**Required task:**
In the material below, find all lines with the string "title" and copy them.

**Record excerpts:**
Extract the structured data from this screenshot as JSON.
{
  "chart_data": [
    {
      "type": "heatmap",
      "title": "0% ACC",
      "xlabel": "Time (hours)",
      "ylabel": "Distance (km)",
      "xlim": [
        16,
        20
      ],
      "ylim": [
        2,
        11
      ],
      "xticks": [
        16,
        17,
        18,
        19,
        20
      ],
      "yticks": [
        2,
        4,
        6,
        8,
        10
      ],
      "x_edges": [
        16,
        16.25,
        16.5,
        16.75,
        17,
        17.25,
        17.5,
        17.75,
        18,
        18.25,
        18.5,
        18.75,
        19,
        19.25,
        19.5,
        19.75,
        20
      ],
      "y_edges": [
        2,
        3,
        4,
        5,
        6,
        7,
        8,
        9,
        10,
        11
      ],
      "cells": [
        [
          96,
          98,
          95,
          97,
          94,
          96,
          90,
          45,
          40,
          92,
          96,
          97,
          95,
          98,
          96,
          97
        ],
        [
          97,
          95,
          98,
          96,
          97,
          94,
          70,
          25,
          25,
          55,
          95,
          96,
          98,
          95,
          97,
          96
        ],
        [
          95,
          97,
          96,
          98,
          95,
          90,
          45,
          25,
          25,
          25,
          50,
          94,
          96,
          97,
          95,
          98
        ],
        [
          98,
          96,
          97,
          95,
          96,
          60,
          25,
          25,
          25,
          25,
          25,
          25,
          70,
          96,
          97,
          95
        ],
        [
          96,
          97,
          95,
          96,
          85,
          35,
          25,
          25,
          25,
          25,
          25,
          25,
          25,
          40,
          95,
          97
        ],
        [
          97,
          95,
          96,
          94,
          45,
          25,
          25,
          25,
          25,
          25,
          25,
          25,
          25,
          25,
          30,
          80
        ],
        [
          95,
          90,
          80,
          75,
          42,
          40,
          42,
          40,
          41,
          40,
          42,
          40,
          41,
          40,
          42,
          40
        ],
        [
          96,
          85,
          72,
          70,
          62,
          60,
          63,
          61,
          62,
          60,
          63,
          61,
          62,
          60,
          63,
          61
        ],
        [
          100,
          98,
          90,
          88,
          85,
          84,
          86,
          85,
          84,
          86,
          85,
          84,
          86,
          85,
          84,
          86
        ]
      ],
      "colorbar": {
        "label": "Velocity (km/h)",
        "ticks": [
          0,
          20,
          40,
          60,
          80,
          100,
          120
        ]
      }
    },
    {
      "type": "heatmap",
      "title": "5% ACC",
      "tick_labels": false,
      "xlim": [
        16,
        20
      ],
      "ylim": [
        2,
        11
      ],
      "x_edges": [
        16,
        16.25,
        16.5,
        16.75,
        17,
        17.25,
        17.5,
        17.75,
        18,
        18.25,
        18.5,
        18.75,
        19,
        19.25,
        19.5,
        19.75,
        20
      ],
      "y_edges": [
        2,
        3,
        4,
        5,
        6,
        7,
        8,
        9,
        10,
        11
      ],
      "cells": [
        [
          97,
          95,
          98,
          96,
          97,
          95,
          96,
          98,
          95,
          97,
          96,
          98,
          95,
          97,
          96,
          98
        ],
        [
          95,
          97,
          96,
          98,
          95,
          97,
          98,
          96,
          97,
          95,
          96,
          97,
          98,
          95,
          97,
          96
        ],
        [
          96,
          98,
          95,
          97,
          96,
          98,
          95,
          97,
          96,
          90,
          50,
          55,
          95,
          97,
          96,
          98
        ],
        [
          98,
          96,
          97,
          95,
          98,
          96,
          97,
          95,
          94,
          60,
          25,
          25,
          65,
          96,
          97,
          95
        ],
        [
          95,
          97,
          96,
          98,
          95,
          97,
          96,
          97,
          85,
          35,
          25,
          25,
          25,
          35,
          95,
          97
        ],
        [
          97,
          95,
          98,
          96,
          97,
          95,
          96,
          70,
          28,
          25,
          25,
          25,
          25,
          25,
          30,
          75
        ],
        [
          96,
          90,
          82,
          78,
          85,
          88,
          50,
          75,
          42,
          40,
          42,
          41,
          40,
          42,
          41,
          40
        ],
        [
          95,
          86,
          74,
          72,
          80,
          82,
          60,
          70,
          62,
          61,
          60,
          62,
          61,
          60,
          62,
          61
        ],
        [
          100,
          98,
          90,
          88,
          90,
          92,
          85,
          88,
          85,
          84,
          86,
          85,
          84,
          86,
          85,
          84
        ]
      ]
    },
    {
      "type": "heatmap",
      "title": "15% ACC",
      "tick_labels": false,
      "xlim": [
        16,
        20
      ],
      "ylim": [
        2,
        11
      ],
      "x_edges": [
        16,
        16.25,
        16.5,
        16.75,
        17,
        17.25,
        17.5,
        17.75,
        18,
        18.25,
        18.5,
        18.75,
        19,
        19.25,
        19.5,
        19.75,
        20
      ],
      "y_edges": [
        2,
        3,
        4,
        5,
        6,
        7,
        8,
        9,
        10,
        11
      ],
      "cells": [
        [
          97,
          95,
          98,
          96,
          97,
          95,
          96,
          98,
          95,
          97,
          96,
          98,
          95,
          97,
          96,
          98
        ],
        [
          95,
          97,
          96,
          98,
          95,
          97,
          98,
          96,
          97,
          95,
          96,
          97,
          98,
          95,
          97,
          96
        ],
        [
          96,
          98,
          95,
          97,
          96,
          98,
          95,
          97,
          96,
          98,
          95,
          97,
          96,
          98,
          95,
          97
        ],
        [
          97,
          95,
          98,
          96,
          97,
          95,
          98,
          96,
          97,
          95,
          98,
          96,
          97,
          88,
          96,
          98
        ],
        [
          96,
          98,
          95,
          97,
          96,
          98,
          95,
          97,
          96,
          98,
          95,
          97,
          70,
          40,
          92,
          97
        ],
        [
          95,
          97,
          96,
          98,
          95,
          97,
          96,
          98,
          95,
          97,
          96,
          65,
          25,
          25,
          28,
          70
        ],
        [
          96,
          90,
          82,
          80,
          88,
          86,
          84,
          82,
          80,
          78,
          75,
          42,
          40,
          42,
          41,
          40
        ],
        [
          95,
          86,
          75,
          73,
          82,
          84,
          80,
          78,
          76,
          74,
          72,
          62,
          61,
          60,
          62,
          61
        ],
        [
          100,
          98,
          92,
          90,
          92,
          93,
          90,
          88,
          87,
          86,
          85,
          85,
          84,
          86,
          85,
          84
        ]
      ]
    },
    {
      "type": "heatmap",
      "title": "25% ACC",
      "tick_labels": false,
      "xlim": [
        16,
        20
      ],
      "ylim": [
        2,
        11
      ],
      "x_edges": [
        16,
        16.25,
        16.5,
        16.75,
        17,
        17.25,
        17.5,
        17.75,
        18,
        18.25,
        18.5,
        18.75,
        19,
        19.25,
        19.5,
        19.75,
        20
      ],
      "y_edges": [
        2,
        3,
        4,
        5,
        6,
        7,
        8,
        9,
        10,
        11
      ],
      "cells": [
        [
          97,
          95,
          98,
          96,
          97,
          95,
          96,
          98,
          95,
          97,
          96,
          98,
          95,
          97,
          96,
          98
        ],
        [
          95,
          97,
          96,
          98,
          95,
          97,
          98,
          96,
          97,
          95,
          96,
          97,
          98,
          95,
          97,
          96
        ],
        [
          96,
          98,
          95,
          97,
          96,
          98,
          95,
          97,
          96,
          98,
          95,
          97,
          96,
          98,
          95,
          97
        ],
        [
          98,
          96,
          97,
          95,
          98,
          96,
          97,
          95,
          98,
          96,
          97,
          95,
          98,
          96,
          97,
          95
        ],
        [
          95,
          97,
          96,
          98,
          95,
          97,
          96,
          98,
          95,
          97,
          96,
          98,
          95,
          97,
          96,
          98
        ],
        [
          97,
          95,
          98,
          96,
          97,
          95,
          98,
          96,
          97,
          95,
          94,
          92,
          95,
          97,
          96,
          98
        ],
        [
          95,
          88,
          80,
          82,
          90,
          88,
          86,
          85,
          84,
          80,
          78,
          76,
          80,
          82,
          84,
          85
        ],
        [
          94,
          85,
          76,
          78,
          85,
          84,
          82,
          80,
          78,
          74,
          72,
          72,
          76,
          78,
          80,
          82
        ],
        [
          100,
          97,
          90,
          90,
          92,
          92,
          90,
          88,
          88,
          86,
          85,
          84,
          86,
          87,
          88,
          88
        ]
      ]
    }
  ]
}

**Written answer:**
      "title": "0% ACC",
      "title": "5% ACC",
      "title": "15% ACC",
      "title": "25% ACC",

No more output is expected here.